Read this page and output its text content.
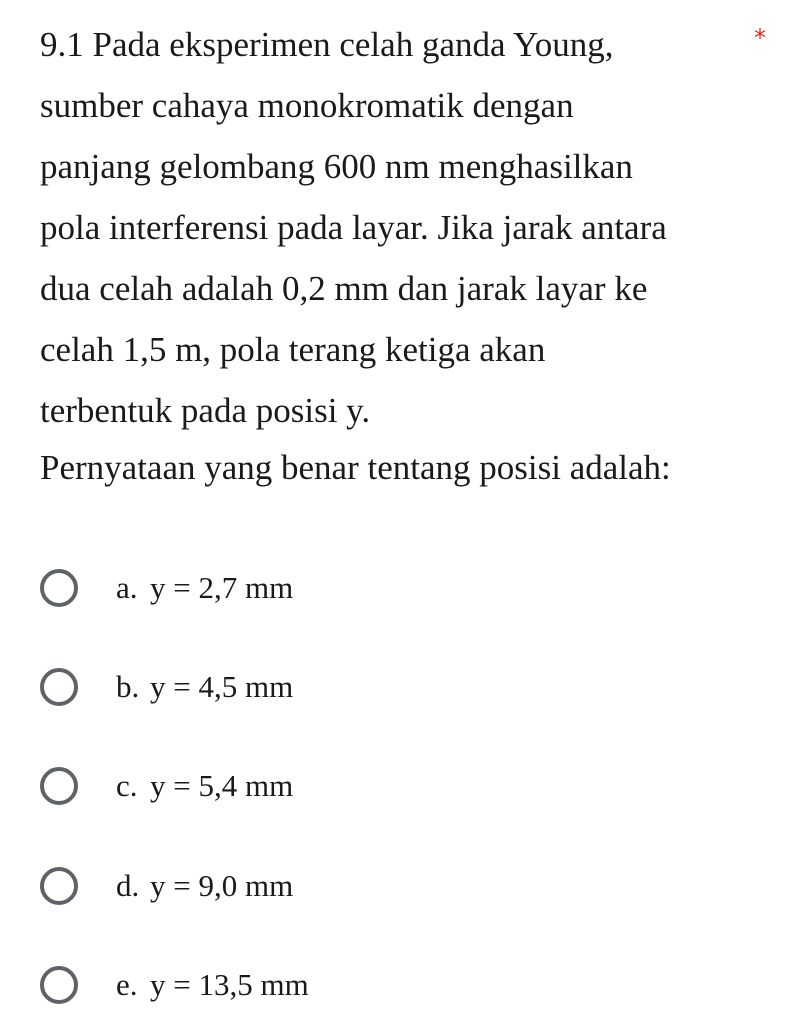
9.1 Pada eksperimen celah ganda Young,
sumber cahaya monokromatik dengan
panjang gelombang 600 nm menghasilkan
pola interferensi pada layar. Jika jarak antara
dua celah adalah 0,2 mm dan jarak layar ke
celah 1,5 m, pola terang ketiga akan
terbentuk pada posisi y.
*
Pernyataan yang benar tentang posisi adalah:
a. y = 2,7 mm
b. y = 4,5 mm
c. y = 5,4 mm
d. y = 9,0 mm
e. y = 13,5 mm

--- --- ---

Extract, from the material above, each line holding the word "posisi".

terbentuk pada posisi y.
Pernyataan yang benar tentang posisi adalah:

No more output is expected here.